SOURCE RECORDS -
┄┄┄┄┄┄┄┄┄┄┄┄┄┄┄┄┄┄┄┄

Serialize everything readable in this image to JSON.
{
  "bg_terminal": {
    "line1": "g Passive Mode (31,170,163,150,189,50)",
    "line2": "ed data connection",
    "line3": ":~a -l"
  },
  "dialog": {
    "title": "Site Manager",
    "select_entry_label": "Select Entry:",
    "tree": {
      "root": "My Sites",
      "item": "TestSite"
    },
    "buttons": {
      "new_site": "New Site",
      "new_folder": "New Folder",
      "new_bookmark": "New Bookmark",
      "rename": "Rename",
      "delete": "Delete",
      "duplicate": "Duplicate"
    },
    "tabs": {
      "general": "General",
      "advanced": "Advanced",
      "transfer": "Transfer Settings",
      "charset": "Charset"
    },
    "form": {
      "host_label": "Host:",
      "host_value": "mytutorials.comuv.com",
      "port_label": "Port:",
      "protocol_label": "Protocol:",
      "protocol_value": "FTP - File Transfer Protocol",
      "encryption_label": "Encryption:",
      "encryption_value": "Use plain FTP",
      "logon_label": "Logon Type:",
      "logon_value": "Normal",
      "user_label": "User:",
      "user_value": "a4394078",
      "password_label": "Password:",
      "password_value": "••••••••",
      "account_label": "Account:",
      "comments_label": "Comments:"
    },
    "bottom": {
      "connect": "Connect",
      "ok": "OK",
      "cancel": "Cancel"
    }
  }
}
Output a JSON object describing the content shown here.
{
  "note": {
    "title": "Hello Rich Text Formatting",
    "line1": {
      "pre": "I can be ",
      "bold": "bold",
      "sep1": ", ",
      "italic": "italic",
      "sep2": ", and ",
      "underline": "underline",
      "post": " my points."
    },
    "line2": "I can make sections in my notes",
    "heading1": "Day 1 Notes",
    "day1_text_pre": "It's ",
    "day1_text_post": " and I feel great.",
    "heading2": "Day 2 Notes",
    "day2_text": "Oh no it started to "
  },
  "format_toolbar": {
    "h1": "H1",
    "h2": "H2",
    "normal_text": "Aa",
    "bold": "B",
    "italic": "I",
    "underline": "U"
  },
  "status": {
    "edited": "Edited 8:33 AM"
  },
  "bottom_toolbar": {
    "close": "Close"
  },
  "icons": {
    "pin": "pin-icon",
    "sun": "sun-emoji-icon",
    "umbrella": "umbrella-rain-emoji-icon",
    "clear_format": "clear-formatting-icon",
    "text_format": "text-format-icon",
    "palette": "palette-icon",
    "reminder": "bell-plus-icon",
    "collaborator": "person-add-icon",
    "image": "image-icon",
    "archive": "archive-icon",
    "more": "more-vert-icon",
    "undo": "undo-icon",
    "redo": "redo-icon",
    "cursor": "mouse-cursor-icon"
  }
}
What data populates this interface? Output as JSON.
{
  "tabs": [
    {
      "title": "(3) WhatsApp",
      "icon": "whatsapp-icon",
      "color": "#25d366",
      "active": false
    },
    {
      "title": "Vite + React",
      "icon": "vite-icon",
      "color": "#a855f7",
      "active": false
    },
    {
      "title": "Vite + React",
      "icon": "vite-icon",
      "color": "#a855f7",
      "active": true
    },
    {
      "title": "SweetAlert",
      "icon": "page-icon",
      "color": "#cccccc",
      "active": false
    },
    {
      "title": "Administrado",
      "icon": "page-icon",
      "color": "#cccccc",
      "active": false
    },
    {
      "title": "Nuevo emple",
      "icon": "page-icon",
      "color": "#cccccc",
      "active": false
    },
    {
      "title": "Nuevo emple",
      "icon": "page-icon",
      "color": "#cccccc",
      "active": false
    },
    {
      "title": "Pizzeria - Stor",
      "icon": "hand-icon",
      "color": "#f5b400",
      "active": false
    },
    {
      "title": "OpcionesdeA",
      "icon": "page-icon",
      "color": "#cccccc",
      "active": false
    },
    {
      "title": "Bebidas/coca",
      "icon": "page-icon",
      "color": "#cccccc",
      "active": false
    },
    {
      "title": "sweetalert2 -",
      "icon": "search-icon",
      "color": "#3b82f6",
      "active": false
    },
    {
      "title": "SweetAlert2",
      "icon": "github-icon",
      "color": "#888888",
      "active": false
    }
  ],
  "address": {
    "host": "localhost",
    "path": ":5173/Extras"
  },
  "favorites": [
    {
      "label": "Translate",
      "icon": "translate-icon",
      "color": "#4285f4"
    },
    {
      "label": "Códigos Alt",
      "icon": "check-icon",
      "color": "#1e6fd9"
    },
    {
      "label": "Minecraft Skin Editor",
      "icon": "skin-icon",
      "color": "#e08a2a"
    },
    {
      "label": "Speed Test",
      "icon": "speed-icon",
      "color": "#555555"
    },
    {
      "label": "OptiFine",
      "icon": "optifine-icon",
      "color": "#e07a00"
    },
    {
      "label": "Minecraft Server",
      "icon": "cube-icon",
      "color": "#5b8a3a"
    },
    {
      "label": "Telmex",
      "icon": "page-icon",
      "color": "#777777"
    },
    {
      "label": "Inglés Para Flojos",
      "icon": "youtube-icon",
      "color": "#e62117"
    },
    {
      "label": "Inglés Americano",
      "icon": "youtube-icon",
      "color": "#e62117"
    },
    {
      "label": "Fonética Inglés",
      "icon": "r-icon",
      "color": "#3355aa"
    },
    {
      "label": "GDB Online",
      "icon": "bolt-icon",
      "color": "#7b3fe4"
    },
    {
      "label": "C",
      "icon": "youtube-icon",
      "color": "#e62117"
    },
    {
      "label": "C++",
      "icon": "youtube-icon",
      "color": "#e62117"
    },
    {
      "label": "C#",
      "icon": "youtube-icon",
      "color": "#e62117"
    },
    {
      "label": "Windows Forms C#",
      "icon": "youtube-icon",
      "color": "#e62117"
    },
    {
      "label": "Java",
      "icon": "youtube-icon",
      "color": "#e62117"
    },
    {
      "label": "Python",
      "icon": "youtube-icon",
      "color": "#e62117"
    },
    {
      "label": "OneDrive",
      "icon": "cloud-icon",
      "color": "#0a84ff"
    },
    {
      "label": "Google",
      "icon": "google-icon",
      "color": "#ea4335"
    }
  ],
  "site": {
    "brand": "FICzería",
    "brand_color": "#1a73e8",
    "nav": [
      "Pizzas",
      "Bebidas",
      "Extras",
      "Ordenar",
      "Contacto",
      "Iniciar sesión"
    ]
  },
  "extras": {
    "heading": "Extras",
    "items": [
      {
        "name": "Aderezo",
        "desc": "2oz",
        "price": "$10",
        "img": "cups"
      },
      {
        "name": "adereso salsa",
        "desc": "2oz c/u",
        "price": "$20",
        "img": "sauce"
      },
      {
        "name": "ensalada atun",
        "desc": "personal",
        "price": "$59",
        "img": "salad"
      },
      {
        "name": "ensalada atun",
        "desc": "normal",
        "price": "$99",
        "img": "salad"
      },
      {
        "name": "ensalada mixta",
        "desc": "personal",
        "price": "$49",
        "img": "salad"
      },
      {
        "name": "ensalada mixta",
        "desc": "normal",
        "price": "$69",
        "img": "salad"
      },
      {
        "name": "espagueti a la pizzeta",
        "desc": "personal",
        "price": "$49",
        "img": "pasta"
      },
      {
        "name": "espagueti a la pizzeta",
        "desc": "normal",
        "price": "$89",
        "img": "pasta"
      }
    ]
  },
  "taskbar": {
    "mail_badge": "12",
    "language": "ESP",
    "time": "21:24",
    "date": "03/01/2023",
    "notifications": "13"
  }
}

┄┄┄┄┄┄┄┄┄┄┄┄┄┄┄┄┄┄┄┄

REQUIREMENTS -
Pick each line holding the word "Minecraft" out of the data and copy it.

RESULT -
      "label": "Minecraft Skin Editor",
      "label": "Minecraft Server",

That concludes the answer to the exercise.